> _Direction_
Copy every line from the records below that holds the word "Номенклатура".

(Stored data entries)
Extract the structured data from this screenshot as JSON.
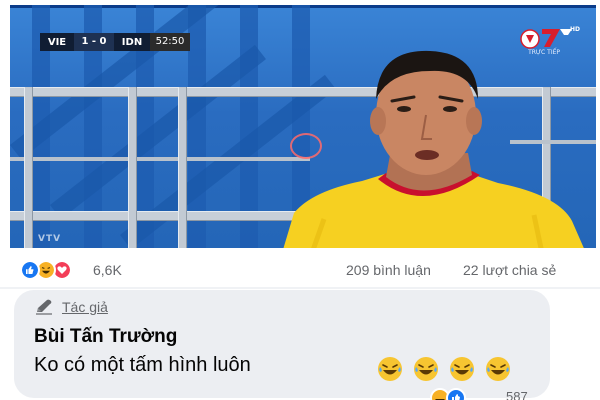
{
  "video": {
    "scoreboard": {
      "team_home": "VIE",
      "score": "1 - 0",
      "team_away": "IDN",
      "clock": "52:50"
    },
    "channel_logo": "channel-logo-icon",
    "channel_sub": "TRỰC TIẾP",
    "watermark": "VTV"
  },
  "reactions": {
    "icons": [
      "like-icon",
      "haha-icon",
      "love-icon"
    ],
    "count": "6,6K",
    "comments": "209 bình luận",
    "shares": "22 lượt chia sẻ"
  },
  "comment": {
    "badge_icon": "pencil-icon",
    "badge_label": "Tác giả",
    "author": "Bùi Tấn Trường",
    "text": "Ko có một tấm hình luôn",
    "emojis": [
      "laughing-tears-emoji",
      "laughing-tears-emoji",
      "laughing-tears-emoji",
      "laughing-tears-emoji"
    ],
    "reactions": [
      "haha-icon",
      "like-icon"
    ],
    "reaction_count": "587"
  },
  "colors": {
    "like_blue": "#1877f2",
    "love_red": "#f33e58",
    "haha_yellow": "#f7b125",
    "jersey_yellow": "#f6d021",
    "jersey_red": "#c8102e",
    "comment_bg": "#eceef2"
  }
}
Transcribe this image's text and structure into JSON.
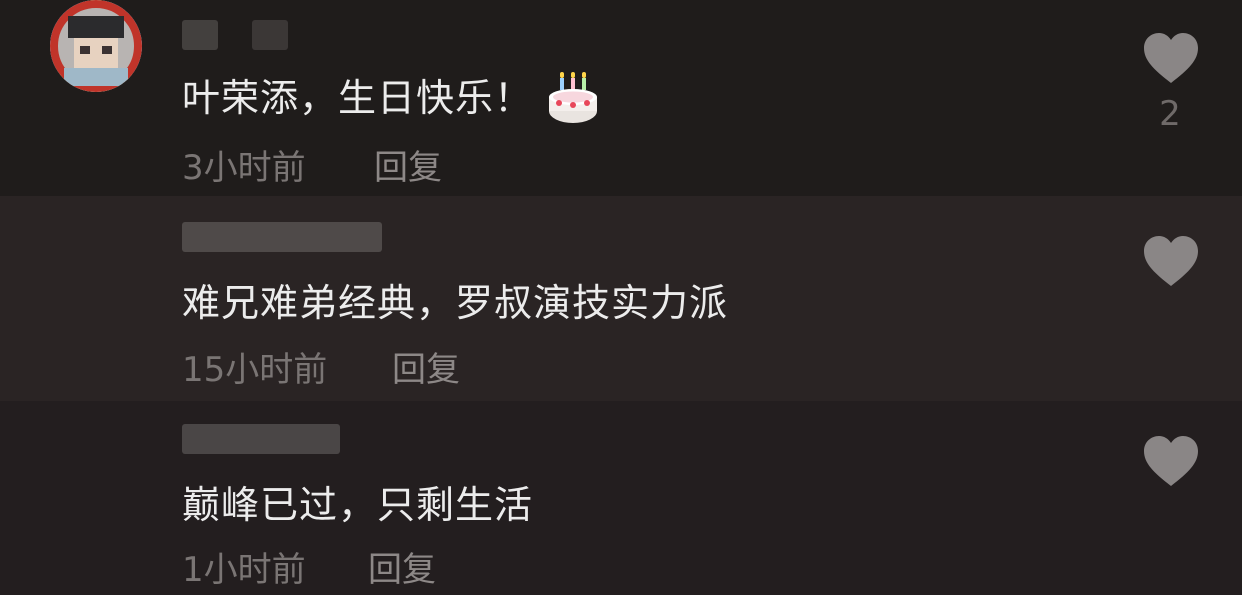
{
  "comments": [
    {
      "text": "叶荣添，生日快乐！",
      "emoji": "birthday-cake",
      "time": "3小时前",
      "reply": "回复",
      "likes": "2"
    },
    {
      "text": "难兄难弟经典，罗叔演技实力派",
      "time": "15小时前",
      "reply": "回复"
    },
    {
      "text": "巅峰已过，只剩生活",
      "time": "1小时前",
      "reply": "回复"
    }
  ],
  "colors": {
    "comment_text": "#ececec",
    "meta_text": "#7a7574",
    "heart": "#8a8686"
  }
}
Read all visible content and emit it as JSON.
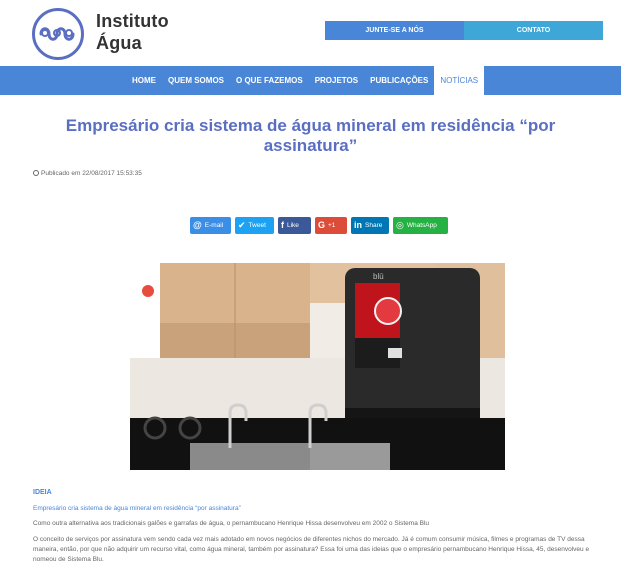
{
  "header": {
    "brand_line1": "Instituto",
    "brand_line2": "Água",
    "join_label": "JUNTE-SE A NÓS",
    "contact_label": "CONTATO"
  },
  "nav": {
    "items": [
      "HOME",
      "QUEM SOMOS",
      "O QUE FAZEMOS",
      "PROJETOS",
      "PUBLICAÇÕES",
      "NOTÍCIAS"
    ],
    "active": "NOTÍCIAS"
  },
  "article": {
    "title": "Empresário cria sistema de água mineral em residência “por assinatura”",
    "published": "Publicado em 22/08/2017 15:53:35",
    "tag": "IDEIA",
    "subtitle": "Empresário cria sistema de água mineral em residência “por assinatura”",
    "paragraph1": "Como outra alternativa aos tradicionais galões e garrafas de água, o pernambucano Henrique Hissa desenvolveu em 2002 o Sistema Blu",
    "paragraph2": "O conceito de serviços por assinatura vem sendo cada vez mais adotado em novos negócios de diferentes nichos do mercado. Já é comum consumir música, filmes e programas de TV dessa maneira, então, por que não adquirir um recurso vital, como água mineral, também por assinatura? Essa foi uma das ideias que o empresário pernambucano Henrique Hissa, 45, desenvolveu e nomeou de Sistema Blu."
  },
  "share": {
    "email": "E-mail",
    "tweet": "Tweet",
    "like": "Like",
    "gplus": "+1",
    "linkedin": "Share",
    "whatsapp": "WhatsApp"
  },
  "photo": {
    "device_brand": "blū"
  },
  "colors": {
    "primary": "#4a86d8",
    "title": "#5a6fc2",
    "contact": "#3fa6d8"
  }
}
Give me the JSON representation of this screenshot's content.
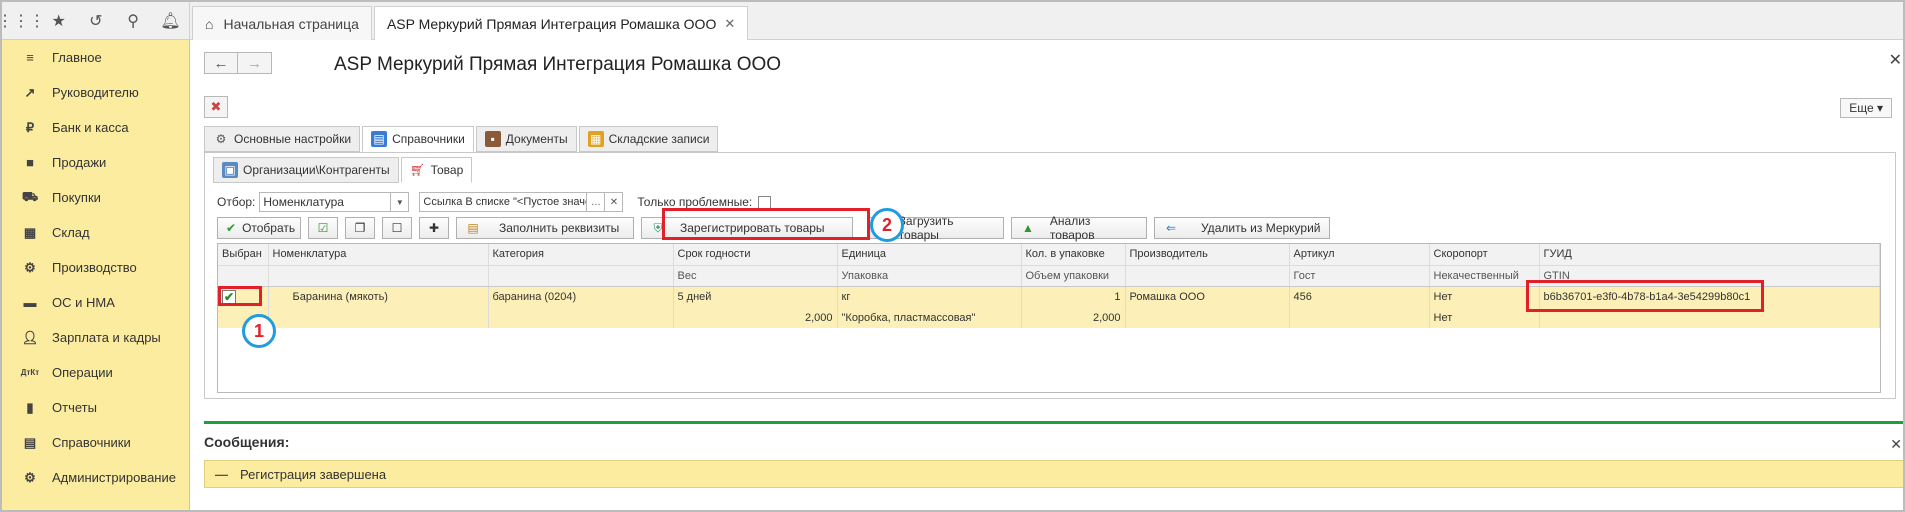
{
  "topbar": {
    "icons": [
      "grid-icon",
      "star-icon",
      "history-icon",
      "search-icon",
      "bell-icon"
    ],
    "tabs": [
      {
        "label": "Начальная страница",
        "active": false
      },
      {
        "label": "ASP Меркурий Прямая Интеграция Ромашка ООО",
        "active": true
      }
    ]
  },
  "sidebar": {
    "items": [
      {
        "label": "Главное",
        "icon": "menu-icon"
      },
      {
        "label": "Руководителю",
        "icon": "trend-icon"
      },
      {
        "label": "Банк и касса",
        "icon": "ruble-icon"
      },
      {
        "label": "Продажи",
        "icon": "bag-icon"
      },
      {
        "label": "Покупки",
        "icon": "cart-icon"
      },
      {
        "label": "Склад",
        "icon": "warehouse-icon"
      },
      {
        "label": "Производство",
        "icon": "factory-icon"
      },
      {
        "label": "ОС и НМА",
        "icon": "truck-icon"
      },
      {
        "label": "Зарплата и кадры",
        "icon": "person-icon"
      },
      {
        "label": "Операции",
        "icon": "dtkt-icon"
      },
      {
        "label": "Отчеты",
        "icon": "barchart-icon"
      },
      {
        "label": "Справочники",
        "icon": "book-icon"
      },
      {
        "label": "Администрирование",
        "icon": "gear-icon"
      }
    ]
  },
  "main": {
    "title": "ASP Меркурий Прямая Интеграция Ромашка ООО",
    "more_label": "Еще ▾",
    "tabs": [
      {
        "label": "Основные настройки",
        "active": false
      },
      {
        "label": "Справочники",
        "active": true
      },
      {
        "label": "Документы",
        "active": false
      },
      {
        "label": "Складские записи",
        "active": false
      }
    ],
    "subtabs": [
      {
        "label": "Организации\\Контрагенты",
        "active": false
      },
      {
        "label": "Товар",
        "active": true
      }
    ],
    "filter": {
      "label": "Отбор:",
      "field_value": "Номенклатура",
      "condition_value": "Ссылка В списке \"<Пустое значение>; ...",
      "problem_only_label": "Только проблемные:"
    },
    "buttons": {
      "select": "Отобрать",
      "fill": "Заполнить реквизиты",
      "register": "Зарегистрировать товары",
      "load": "Загрузить товары",
      "analyze": "Анализ товаров",
      "delete": "Удалить из Меркурий"
    },
    "table": {
      "headers_row1": [
        "Выбран",
        "Номенклатура",
        "Категория",
        "Срок годности",
        "Единица",
        "Кол. в упаковке",
        "Производитель",
        "Артикул",
        "Скоропорт",
        "ГУИД"
      ],
      "headers_row2": [
        "",
        "",
        "",
        "Вес",
        "Упаковка",
        "Объем упаковки",
        "",
        "Гост",
        "Некачественный",
        "GTIN"
      ],
      "row1": [
        "",
        "Баранина (мякоть)",
        "баранина (0204)",
        "5 дней",
        "кг",
        "1",
        "Ромашка ООО",
        "456",
        "Нет",
        "b6b36701-e3f0-4b78-b1a4-3e54299b80c1"
      ],
      "row2": [
        "",
        "",
        "",
        "2,000",
        "\"Коробка, пластмассовая\"",
        "2,000",
        "",
        "",
        "Нет",
        ""
      ]
    }
  },
  "annotations": {
    "badge1": "1",
    "badge2": "2"
  },
  "messages": {
    "title": "Сообщения:",
    "text": "Регистрация завершена"
  },
  "colors": {
    "sidebar_bg": "#fbeca0",
    "highlight_red": "#e2202a",
    "badge_blue": "#1f9be0",
    "accent_green": "#1aa040"
  }
}
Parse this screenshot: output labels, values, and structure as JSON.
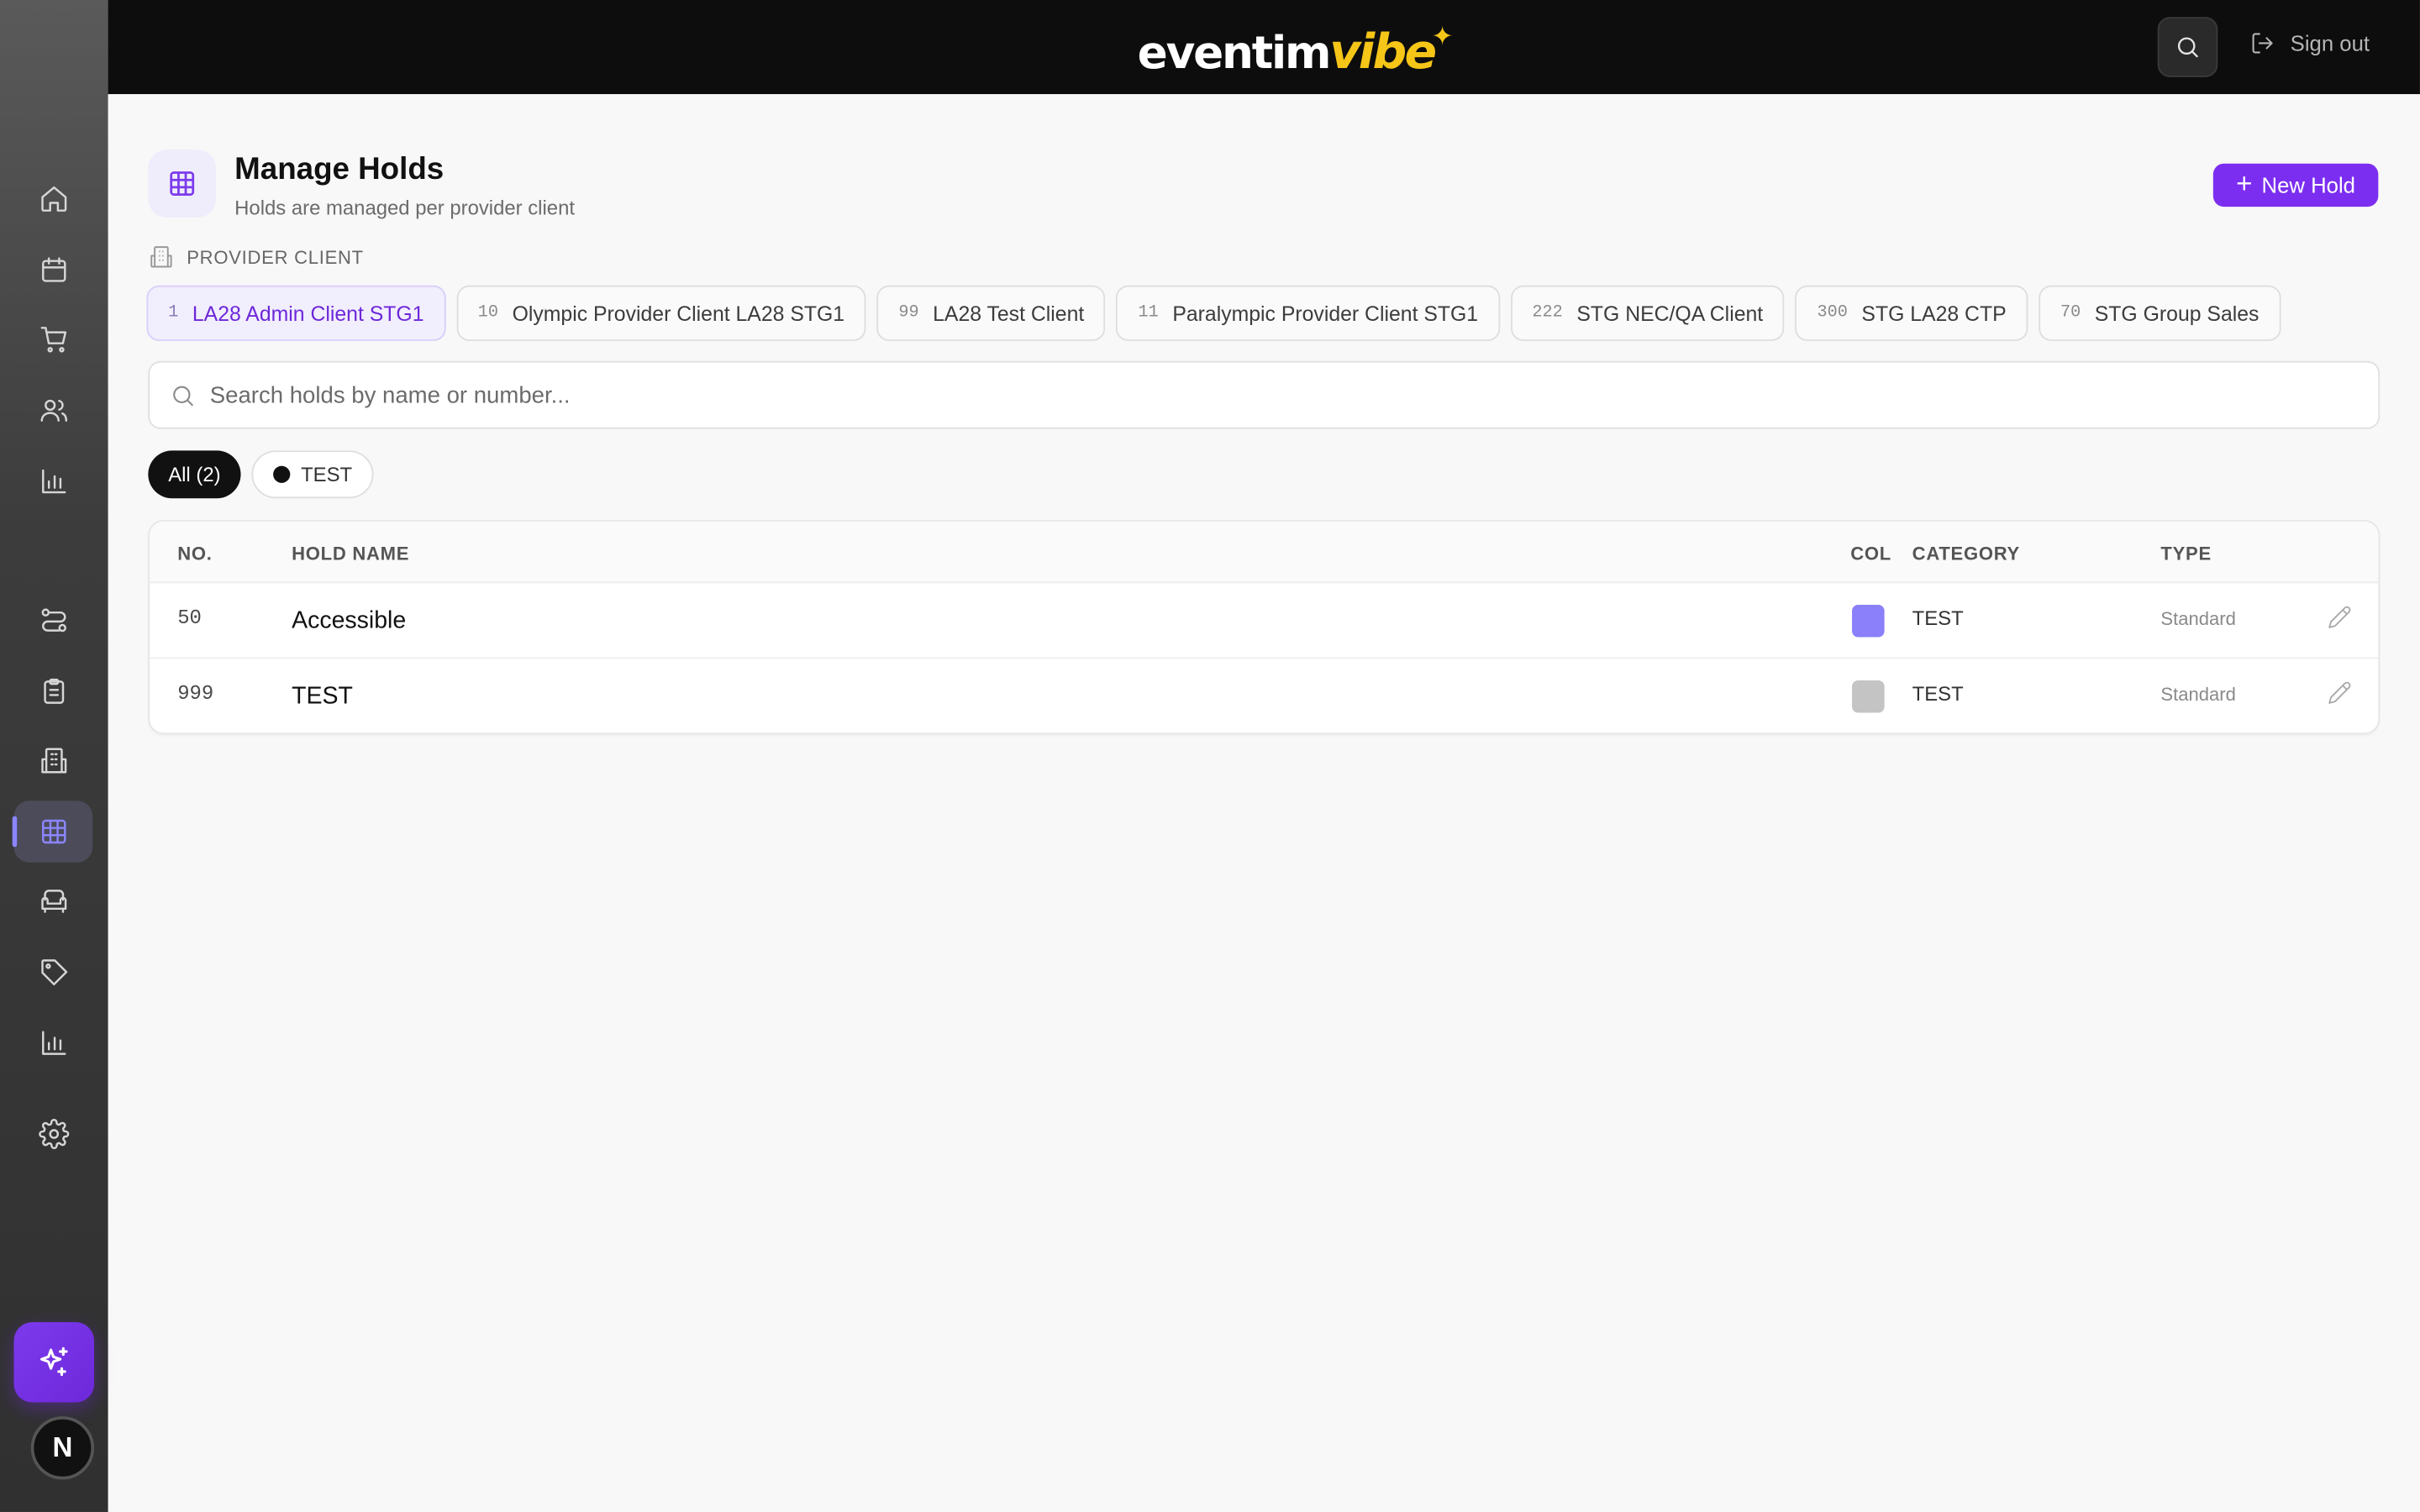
{
  "app": {
    "logo_main": "eventim",
    "logo_accent": "vibe",
    "logo_star": "✦"
  },
  "topbar": {
    "sign_out_label": "Sign out"
  },
  "sidebar": {
    "items": [
      {
        "icon": "home-icon"
      },
      {
        "icon": "calendar-icon"
      },
      {
        "icon": "cart-icon"
      },
      {
        "icon": "users-icon"
      },
      {
        "icon": "bar-chart-icon"
      },
      {
        "icon": "route-icon"
      },
      {
        "icon": "clipboard-icon"
      },
      {
        "icon": "building-icon"
      },
      {
        "icon": "grid-icon",
        "active": true
      },
      {
        "icon": "seat-icon"
      },
      {
        "icon": "tag-icon"
      },
      {
        "icon": "bar-chart-icon"
      },
      {
        "icon": "gear-icon"
      }
    ],
    "avatar_letter": "N"
  },
  "header": {
    "title": "Manage Holds",
    "subtitle": "Holds are managed per provider client",
    "new_hold_label": "New Hold"
  },
  "provider_client": {
    "label": "PROVIDER CLIENT",
    "chips": [
      {
        "num": "1",
        "label": "LA28 Admin Client STG1",
        "active": true
      },
      {
        "num": "10",
        "label": "Olympic Provider Client LA28 STG1"
      },
      {
        "num": "99",
        "label": "LA28 Test Client"
      },
      {
        "num": "11",
        "label": "Paralympic Provider Client STG1"
      },
      {
        "num": "222",
        "label": "STG NEC/QA Client"
      },
      {
        "num": "300",
        "label": "STG LA28 CTP"
      },
      {
        "num": "70",
        "label": "STG Group Sales"
      }
    ]
  },
  "search": {
    "placeholder": "Search holds by name or number..."
  },
  "filters": {
    "all_label": "All (2)",
    "test_label": "TEST"
  },
  "table": {
    "columns": {
      "no": "NO.",
      "name": "HOLD NAME",
      "col": "COL",
      "category": "CATEGORY",
      "type": "TYPE"
    },
    "rows": [
      {
        "no": "50",
        "name": "Accessible",
        "color": "#8b80f9",
        "category": "TEST",
        "type": "Standard"
      },
      {
        "no": "999",
        "name": "TEST",
        "color": "#c4c4c4",
        "category": "TEST",
        "type": "Standard"
      }
    ]
  },
  "colors": {
    "accent": "#7c2ef0",
    "sidebar_active": "#8b86ff"
  }
}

> _Result of this task_
      "field_value": "Номенклатура",
        "Номенклатура",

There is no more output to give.